- _What this task involves_
Only lines holding the string "methodology" are wanted; copy each one from the material.
═══ Material for the task ═══
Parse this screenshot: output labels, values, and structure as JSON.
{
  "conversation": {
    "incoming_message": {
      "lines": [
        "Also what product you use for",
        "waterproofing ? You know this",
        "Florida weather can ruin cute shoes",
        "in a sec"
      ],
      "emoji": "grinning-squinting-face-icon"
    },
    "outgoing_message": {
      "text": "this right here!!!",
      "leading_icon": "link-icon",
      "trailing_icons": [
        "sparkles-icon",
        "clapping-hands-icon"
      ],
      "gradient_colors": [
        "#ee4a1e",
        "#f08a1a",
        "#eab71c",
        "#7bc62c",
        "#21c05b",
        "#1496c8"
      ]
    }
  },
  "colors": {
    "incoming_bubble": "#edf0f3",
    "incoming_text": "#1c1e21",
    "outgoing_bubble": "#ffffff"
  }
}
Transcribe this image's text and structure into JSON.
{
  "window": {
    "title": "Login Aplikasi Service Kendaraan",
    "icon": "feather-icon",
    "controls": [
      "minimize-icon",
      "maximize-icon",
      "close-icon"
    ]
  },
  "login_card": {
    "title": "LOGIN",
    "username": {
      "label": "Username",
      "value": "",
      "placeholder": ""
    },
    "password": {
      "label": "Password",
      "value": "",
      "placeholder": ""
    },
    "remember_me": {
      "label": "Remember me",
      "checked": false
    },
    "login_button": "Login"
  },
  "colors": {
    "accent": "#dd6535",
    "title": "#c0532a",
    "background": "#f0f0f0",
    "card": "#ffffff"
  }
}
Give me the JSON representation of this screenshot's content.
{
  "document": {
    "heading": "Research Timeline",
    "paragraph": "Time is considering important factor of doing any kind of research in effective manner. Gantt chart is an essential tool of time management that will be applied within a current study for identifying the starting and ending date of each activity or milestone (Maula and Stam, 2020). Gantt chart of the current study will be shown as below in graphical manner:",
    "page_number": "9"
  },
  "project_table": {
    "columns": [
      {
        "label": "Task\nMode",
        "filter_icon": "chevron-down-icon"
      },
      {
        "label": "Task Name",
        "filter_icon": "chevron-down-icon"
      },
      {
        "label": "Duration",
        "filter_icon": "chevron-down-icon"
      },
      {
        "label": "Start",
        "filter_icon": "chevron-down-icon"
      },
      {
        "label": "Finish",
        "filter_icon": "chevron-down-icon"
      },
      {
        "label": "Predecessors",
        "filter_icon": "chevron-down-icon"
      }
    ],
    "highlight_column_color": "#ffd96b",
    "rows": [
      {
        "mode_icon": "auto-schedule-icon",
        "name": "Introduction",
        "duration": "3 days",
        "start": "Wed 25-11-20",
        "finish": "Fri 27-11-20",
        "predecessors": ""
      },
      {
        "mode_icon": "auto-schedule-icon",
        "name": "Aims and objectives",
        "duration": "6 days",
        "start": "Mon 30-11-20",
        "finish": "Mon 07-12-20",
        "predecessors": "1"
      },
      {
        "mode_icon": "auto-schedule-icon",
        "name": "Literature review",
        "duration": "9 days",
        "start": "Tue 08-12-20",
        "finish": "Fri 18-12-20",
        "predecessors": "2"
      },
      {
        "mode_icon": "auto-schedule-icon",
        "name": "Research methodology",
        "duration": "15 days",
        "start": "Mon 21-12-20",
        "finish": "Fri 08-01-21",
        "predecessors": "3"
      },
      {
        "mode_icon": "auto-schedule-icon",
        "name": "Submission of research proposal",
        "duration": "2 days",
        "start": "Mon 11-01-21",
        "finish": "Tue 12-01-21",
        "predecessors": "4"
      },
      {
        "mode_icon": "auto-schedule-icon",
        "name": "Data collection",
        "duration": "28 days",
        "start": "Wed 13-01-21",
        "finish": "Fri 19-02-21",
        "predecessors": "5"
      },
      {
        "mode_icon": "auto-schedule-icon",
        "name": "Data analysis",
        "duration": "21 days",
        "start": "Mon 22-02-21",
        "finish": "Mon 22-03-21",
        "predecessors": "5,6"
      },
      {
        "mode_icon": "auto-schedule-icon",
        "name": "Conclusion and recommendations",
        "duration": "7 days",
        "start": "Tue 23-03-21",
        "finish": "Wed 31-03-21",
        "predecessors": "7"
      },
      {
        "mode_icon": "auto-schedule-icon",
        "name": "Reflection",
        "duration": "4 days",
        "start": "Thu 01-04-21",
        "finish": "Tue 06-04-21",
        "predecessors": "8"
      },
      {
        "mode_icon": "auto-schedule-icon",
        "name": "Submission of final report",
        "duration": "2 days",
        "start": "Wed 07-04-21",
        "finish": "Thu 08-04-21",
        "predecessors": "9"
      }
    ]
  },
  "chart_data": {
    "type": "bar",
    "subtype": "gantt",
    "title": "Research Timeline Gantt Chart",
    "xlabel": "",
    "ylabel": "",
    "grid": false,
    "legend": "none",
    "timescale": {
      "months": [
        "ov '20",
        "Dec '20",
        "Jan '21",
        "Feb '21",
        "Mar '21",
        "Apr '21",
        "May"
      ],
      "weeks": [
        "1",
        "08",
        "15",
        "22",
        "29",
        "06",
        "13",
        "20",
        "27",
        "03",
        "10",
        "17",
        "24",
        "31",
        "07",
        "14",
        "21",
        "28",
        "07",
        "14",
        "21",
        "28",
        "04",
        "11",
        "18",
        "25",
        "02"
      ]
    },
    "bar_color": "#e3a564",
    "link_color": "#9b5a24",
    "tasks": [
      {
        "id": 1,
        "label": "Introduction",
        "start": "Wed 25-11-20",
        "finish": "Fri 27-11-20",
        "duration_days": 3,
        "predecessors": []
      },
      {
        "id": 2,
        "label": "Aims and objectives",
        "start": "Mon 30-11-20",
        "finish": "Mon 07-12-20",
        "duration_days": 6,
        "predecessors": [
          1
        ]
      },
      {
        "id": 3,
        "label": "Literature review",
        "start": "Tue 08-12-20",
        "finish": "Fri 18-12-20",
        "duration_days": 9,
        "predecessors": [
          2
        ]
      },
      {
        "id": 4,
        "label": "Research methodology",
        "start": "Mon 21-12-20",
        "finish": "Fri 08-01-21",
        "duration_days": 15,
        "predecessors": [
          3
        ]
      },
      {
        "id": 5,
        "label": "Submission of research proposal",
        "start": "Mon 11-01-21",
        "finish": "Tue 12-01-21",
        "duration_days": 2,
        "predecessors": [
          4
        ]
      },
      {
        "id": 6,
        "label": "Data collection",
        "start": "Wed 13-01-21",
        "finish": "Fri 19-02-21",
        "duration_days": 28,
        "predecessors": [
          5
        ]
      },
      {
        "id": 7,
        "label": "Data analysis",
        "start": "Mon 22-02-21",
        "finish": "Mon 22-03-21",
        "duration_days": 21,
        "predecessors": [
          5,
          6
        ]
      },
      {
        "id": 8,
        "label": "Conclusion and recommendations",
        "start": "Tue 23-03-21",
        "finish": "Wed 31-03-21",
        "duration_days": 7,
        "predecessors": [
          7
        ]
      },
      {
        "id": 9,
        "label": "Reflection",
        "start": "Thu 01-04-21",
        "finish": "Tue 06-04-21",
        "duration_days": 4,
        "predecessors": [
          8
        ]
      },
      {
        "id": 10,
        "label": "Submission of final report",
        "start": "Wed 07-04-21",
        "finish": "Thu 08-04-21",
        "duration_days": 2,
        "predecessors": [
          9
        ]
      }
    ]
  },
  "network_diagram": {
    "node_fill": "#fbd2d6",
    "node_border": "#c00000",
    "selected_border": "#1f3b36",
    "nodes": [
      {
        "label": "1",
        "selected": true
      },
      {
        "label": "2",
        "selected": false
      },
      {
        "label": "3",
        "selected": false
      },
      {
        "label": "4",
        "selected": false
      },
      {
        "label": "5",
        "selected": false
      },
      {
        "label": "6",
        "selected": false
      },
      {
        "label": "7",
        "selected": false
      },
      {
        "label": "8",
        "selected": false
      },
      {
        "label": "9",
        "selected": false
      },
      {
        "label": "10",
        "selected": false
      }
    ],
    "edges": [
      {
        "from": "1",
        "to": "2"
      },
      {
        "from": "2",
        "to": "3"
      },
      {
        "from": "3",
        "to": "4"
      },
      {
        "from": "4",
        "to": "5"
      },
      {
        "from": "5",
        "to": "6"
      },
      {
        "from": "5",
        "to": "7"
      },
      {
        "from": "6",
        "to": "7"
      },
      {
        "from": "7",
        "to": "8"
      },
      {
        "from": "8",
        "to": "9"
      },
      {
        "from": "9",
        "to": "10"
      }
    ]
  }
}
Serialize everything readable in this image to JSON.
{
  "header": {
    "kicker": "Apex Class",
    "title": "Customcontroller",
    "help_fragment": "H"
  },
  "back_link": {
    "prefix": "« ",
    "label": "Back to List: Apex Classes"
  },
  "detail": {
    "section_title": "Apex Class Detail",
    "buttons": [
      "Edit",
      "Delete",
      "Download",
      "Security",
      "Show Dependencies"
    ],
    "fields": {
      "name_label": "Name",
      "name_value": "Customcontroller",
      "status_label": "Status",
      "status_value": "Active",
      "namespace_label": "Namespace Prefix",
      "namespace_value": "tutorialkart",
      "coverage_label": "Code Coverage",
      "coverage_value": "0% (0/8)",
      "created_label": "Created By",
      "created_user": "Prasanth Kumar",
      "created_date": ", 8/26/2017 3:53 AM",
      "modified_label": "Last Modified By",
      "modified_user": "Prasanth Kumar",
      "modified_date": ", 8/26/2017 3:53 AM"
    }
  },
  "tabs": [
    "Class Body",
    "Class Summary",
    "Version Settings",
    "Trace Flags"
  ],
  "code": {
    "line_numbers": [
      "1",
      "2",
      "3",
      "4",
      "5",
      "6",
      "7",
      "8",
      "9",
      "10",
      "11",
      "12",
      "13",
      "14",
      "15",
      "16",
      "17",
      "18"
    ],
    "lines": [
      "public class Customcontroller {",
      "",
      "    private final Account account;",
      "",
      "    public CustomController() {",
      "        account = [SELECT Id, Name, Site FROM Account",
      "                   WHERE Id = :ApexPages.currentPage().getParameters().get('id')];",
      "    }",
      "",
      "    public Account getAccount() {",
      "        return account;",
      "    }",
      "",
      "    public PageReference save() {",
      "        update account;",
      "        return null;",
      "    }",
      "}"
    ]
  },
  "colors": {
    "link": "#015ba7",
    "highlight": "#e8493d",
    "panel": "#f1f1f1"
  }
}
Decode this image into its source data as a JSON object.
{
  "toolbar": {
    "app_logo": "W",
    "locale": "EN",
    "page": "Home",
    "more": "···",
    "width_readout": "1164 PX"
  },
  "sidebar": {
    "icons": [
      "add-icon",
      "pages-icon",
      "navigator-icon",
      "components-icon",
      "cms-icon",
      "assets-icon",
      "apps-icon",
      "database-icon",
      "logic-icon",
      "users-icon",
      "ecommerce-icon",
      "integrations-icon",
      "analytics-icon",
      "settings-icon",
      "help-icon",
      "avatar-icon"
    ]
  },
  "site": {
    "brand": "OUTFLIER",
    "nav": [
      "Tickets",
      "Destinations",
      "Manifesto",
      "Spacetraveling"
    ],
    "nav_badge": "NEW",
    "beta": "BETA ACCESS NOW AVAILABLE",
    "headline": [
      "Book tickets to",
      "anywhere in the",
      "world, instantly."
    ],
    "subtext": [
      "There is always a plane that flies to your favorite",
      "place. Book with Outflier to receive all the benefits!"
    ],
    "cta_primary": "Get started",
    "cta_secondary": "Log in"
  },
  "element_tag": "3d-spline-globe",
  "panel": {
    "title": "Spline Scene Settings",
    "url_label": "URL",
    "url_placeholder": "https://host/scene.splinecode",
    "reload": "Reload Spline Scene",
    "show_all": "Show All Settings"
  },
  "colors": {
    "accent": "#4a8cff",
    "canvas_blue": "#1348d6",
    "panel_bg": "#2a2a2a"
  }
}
═══
- _Solution to this problem_
        "name": "Research methodology",
        "label": "Research methodology",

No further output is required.